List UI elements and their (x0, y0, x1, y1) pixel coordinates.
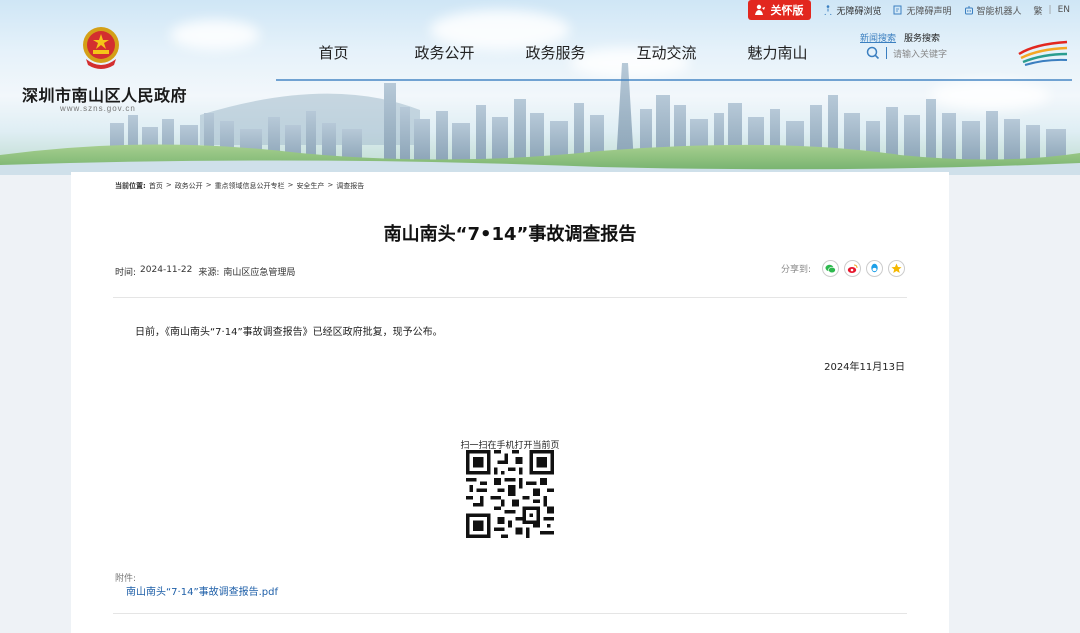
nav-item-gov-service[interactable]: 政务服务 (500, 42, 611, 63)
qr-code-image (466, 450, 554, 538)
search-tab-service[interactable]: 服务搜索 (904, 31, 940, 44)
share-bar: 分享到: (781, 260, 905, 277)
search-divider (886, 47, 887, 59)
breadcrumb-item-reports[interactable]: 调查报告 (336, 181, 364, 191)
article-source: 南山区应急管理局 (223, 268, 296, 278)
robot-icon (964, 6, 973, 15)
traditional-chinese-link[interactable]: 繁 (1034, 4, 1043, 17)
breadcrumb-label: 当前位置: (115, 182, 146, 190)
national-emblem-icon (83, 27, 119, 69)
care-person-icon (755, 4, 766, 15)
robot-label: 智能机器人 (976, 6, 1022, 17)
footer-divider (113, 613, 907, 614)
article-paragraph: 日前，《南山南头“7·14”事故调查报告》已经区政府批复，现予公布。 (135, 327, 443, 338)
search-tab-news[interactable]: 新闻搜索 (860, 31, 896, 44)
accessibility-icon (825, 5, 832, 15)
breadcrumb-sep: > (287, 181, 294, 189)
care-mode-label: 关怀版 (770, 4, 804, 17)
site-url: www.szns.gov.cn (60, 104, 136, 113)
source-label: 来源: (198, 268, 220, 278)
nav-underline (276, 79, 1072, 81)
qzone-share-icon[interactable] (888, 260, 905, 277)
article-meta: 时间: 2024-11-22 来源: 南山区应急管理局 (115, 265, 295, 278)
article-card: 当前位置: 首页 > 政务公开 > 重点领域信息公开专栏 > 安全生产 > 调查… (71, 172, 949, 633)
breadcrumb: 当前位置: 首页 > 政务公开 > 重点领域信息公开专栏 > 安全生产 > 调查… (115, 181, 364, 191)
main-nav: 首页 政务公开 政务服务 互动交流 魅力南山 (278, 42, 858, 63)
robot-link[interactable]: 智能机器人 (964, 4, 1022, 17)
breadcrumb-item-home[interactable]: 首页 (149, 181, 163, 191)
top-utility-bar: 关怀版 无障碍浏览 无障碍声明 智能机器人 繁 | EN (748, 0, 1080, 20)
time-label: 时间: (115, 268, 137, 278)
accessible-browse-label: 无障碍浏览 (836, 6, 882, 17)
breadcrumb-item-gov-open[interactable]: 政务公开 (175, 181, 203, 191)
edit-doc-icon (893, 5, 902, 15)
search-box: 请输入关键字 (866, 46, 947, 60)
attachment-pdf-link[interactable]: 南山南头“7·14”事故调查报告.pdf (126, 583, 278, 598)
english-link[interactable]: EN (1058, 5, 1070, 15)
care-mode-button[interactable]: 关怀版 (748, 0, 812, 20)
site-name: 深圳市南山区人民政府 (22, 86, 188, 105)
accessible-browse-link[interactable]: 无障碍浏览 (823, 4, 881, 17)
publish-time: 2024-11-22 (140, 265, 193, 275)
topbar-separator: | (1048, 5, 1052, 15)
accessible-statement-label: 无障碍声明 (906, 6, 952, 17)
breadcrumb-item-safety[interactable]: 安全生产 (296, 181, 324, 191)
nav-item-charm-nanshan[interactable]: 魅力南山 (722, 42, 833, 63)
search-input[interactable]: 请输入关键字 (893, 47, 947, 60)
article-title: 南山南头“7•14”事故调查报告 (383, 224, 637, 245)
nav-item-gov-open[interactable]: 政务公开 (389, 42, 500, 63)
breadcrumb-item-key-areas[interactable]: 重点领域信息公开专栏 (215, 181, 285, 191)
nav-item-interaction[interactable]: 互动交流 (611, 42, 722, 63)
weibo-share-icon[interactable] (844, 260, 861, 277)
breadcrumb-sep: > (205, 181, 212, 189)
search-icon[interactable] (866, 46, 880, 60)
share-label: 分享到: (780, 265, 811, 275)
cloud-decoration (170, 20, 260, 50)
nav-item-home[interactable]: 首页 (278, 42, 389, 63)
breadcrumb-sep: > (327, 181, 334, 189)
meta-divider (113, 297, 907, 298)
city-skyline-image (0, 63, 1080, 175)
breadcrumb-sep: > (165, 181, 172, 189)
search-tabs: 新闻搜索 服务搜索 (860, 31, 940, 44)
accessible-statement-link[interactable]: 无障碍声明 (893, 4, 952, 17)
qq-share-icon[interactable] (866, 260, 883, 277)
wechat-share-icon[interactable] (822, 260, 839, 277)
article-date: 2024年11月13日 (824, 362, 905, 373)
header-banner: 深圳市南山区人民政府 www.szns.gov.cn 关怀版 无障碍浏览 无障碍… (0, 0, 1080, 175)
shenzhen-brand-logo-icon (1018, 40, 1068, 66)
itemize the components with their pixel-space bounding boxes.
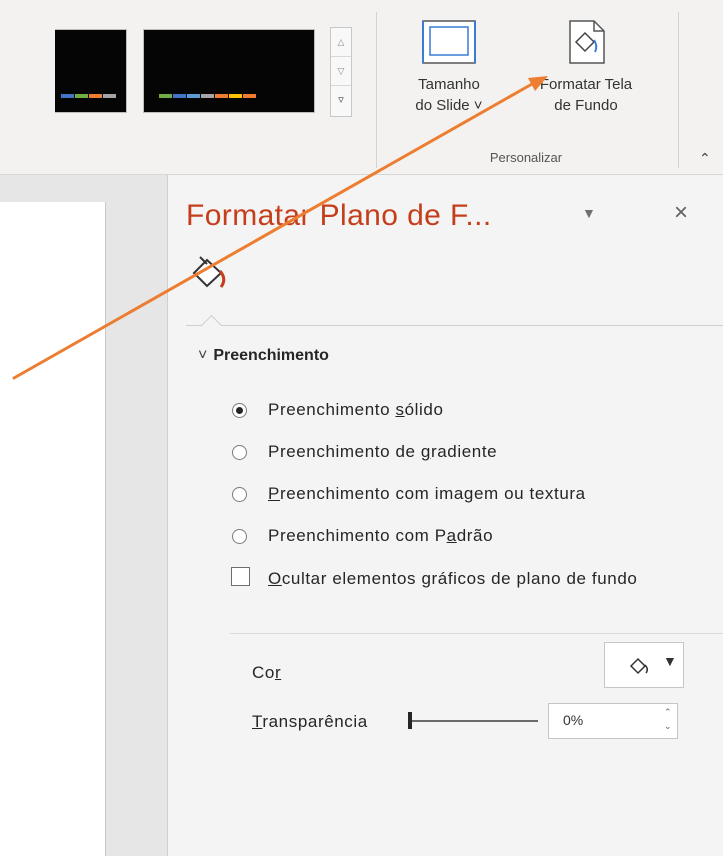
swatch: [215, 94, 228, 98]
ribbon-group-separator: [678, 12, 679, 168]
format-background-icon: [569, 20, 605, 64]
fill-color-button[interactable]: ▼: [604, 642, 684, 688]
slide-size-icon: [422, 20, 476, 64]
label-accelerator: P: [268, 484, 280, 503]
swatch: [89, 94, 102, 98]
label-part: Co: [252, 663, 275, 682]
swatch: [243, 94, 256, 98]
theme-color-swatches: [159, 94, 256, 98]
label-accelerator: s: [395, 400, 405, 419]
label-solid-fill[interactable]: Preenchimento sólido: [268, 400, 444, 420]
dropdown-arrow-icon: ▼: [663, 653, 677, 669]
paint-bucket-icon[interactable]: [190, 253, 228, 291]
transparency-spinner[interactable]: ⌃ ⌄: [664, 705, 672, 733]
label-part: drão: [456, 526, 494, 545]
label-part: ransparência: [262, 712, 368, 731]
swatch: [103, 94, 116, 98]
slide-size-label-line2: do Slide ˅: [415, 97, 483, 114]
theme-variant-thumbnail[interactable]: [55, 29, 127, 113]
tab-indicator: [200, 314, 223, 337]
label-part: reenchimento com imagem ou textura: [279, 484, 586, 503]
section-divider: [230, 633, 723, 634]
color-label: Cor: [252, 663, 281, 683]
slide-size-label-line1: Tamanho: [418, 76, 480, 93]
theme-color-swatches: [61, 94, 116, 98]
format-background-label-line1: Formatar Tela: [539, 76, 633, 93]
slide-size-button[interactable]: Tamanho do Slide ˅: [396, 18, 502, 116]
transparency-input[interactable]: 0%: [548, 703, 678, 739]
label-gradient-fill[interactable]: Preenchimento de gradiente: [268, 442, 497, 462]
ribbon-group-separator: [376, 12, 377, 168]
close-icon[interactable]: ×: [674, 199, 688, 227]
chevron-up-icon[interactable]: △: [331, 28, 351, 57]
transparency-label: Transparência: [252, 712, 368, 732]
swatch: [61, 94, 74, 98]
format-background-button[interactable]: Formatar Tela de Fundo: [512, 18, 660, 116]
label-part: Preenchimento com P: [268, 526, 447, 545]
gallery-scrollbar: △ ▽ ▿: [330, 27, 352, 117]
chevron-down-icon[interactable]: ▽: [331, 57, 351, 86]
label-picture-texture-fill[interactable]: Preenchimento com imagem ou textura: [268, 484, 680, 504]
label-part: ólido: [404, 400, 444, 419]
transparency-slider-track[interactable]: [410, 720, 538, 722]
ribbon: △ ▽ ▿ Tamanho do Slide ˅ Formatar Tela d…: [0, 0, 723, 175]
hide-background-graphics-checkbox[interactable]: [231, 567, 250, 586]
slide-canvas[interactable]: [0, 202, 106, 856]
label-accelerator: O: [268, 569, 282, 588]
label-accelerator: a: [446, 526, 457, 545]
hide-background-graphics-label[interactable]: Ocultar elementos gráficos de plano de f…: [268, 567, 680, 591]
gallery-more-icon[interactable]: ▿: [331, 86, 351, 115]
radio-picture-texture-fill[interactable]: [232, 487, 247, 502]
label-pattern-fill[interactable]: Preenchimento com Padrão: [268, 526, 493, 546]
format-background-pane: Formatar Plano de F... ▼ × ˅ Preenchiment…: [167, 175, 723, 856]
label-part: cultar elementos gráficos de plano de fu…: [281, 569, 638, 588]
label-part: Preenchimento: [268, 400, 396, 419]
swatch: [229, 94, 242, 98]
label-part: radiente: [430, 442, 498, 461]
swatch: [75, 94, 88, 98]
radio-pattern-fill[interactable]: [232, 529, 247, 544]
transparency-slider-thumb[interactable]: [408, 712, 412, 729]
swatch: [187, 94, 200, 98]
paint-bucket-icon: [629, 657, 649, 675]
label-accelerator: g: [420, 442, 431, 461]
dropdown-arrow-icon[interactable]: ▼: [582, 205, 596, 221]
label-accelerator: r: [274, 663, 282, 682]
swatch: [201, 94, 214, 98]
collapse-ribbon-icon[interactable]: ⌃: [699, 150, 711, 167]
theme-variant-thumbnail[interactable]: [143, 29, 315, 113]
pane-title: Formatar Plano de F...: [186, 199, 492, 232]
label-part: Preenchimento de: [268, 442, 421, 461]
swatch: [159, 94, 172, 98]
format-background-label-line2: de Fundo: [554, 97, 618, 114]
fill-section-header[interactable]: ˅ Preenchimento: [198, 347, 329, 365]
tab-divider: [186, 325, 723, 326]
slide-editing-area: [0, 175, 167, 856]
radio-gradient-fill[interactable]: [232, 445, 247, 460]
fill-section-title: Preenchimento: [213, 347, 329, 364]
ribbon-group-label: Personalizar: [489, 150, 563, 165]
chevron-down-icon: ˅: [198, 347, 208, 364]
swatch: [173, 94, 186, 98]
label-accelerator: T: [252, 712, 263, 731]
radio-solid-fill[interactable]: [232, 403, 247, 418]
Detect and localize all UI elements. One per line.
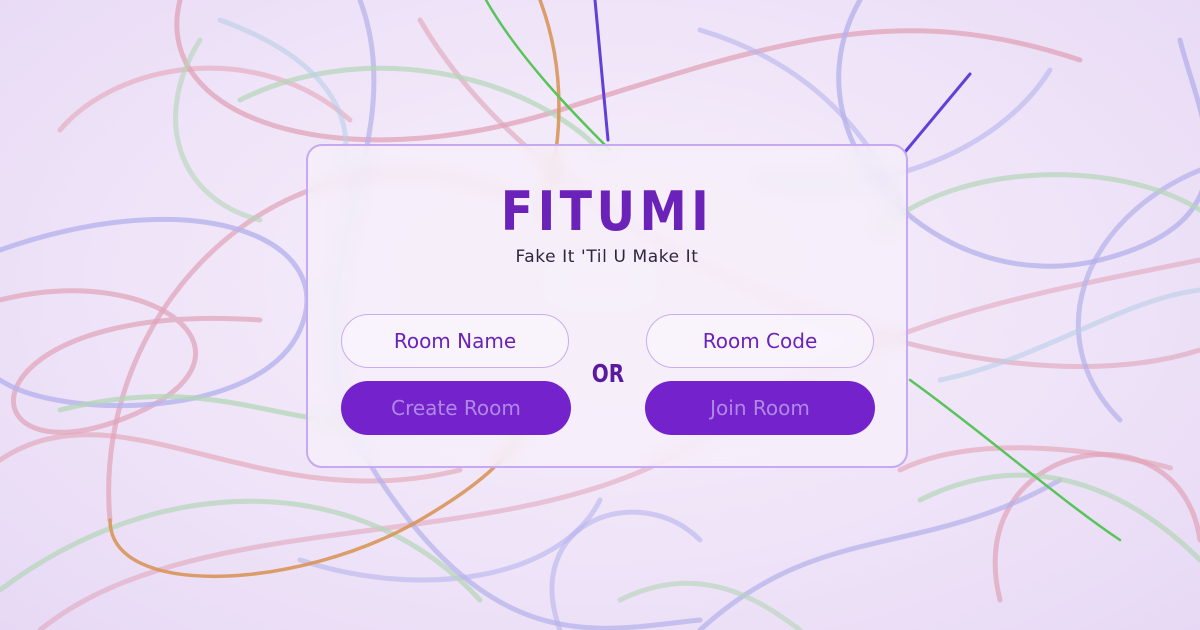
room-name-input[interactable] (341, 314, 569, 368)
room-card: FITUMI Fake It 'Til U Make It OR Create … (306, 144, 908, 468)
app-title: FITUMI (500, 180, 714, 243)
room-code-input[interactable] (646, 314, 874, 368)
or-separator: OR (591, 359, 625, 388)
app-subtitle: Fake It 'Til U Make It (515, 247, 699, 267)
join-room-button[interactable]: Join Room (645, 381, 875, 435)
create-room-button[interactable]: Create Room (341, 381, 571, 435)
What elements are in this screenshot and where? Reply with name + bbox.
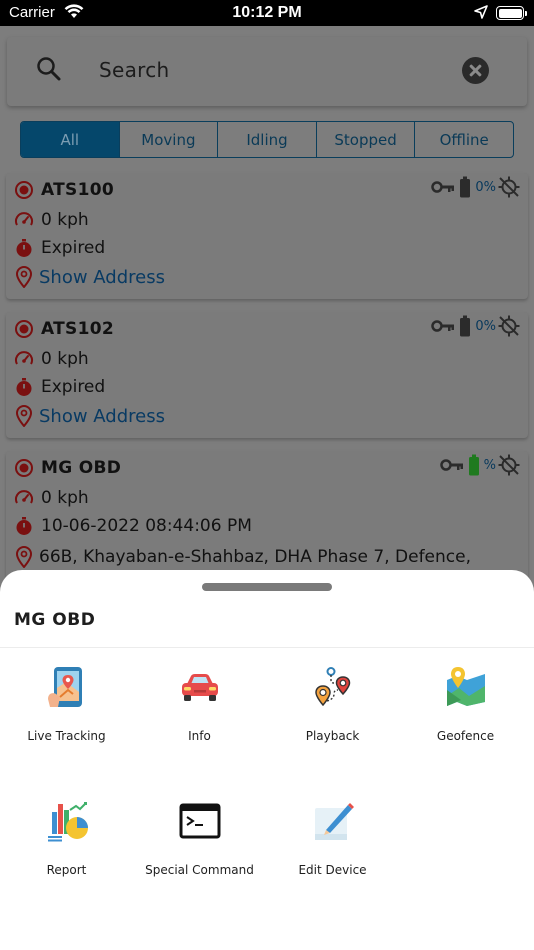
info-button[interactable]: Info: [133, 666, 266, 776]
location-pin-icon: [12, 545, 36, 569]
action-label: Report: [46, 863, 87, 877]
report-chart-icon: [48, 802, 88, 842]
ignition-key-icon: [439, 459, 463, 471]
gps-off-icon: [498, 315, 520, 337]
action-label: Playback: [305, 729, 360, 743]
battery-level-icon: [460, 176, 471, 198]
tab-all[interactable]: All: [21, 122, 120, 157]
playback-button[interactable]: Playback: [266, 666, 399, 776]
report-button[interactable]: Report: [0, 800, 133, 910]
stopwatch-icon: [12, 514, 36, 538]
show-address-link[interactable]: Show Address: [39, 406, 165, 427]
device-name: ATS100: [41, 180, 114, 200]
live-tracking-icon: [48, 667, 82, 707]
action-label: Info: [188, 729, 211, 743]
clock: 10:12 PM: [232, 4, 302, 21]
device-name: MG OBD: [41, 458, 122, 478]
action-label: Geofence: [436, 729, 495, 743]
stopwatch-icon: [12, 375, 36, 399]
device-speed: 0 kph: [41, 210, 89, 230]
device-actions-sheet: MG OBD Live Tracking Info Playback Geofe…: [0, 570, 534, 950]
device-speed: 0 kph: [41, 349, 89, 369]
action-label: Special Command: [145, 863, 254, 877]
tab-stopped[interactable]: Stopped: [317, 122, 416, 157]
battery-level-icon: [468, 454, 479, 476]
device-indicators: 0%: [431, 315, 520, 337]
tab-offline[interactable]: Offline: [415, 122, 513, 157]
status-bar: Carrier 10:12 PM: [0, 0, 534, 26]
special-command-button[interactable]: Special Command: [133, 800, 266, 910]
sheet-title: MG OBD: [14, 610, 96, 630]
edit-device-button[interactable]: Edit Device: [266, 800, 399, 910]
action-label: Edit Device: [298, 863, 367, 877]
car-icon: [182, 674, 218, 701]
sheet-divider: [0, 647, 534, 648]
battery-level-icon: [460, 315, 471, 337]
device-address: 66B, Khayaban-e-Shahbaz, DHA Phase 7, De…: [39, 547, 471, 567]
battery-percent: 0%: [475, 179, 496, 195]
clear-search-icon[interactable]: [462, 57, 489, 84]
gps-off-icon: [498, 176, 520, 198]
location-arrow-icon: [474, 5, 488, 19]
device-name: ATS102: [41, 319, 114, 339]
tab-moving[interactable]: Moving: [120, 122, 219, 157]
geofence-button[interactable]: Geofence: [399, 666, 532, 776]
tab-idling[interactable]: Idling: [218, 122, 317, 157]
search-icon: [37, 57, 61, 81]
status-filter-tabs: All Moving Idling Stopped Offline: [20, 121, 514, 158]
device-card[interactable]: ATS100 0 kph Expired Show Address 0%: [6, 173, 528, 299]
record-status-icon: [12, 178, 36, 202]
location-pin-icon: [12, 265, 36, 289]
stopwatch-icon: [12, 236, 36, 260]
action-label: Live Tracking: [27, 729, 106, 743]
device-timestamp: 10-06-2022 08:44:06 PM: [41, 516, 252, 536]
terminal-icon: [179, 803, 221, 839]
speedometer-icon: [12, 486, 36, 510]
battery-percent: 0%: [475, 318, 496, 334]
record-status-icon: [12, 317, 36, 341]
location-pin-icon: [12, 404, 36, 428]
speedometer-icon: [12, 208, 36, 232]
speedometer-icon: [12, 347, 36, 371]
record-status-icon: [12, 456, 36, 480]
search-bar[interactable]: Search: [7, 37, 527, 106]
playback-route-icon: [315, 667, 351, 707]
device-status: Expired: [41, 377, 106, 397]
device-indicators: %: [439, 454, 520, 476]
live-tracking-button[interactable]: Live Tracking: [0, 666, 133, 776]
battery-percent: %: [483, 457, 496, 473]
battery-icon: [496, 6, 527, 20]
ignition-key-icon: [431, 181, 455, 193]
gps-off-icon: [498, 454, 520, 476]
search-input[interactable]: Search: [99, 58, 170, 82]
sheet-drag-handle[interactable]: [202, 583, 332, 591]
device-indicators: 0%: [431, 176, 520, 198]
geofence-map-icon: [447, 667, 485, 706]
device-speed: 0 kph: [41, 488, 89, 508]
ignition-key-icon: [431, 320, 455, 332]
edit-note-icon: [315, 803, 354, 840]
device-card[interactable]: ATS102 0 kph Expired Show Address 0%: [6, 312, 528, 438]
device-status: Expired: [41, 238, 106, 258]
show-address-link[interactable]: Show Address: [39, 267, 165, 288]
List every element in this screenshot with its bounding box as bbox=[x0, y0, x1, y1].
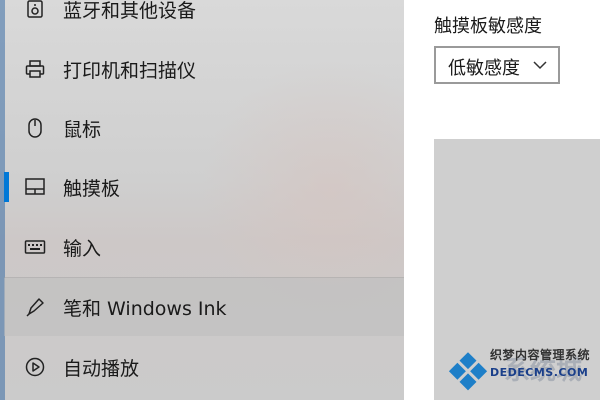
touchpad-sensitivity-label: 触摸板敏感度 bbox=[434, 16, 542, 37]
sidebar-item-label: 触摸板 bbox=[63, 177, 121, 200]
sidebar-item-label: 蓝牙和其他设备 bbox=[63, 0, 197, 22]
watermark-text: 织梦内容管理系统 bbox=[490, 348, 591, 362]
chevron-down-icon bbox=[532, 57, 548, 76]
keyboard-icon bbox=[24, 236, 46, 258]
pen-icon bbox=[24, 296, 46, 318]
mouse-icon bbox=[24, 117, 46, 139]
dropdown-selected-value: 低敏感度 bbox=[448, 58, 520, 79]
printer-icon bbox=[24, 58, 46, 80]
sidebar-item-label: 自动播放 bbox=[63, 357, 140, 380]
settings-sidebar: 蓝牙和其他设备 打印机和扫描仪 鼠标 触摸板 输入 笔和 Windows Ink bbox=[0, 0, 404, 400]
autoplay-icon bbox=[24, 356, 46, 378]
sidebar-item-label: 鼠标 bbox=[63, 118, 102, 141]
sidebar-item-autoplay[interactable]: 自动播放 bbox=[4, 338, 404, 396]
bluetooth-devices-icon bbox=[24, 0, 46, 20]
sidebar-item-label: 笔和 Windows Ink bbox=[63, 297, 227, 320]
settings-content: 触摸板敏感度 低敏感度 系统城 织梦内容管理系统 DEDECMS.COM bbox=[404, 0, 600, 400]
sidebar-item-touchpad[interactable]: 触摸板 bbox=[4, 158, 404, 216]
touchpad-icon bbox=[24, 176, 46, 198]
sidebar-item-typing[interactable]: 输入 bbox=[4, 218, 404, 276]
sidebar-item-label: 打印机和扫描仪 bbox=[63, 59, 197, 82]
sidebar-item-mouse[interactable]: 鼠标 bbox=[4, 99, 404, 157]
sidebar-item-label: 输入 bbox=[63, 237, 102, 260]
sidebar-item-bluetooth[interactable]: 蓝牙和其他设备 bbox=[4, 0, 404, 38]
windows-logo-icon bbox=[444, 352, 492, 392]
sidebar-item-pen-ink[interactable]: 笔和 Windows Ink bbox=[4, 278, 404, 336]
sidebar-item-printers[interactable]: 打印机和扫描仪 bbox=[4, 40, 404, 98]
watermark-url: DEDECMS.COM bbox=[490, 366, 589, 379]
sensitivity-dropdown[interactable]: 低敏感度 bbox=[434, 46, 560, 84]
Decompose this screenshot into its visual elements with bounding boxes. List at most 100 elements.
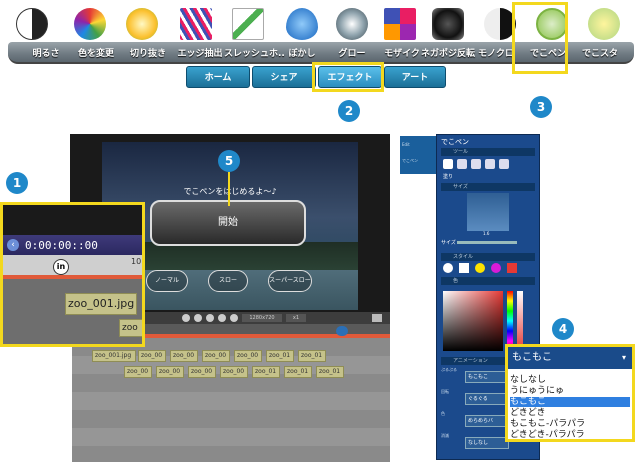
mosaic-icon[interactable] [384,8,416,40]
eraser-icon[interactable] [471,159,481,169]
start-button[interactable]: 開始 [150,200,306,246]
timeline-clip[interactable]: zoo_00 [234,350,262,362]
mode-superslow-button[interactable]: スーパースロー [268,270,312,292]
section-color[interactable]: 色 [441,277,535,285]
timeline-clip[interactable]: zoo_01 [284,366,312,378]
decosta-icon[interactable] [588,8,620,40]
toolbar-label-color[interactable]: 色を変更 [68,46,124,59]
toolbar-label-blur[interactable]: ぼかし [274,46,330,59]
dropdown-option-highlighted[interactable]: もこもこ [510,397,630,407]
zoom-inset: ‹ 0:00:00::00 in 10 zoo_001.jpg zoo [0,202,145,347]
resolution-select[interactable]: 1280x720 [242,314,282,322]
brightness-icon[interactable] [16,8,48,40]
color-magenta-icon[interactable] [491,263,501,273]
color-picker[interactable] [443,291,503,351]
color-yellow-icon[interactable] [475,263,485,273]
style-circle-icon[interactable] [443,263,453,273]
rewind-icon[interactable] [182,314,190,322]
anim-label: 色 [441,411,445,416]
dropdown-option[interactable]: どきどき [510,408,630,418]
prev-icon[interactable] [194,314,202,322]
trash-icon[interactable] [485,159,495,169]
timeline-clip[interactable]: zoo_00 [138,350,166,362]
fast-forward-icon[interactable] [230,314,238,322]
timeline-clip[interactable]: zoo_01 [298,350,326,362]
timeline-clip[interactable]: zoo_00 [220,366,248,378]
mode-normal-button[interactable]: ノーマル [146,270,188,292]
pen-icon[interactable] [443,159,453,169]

------------------------------------------------------------

PROBLEM
In the data, reproduce only the stretch from the line containing "nav-item-gov-service[interactable]: 政务服务 (500, 42, 611, 63)" through the line containing "search-divider (886, 47, 887, 59)", substituting "share-panel" for "share-bar" and keeping everything else the same.

RESULT OF THE TASK
nav-item-gov-service[interactable]: 政务服务 (500, 42, 611, 63)
qr-code-image (466, 450, 554, 538)
search-tab-service[interactable]: 服务搜索 (904, 31, 940, 44)
share-panel: 分享到: (781, 260, 905, 277)
search-divider (886, 47, 887, 59)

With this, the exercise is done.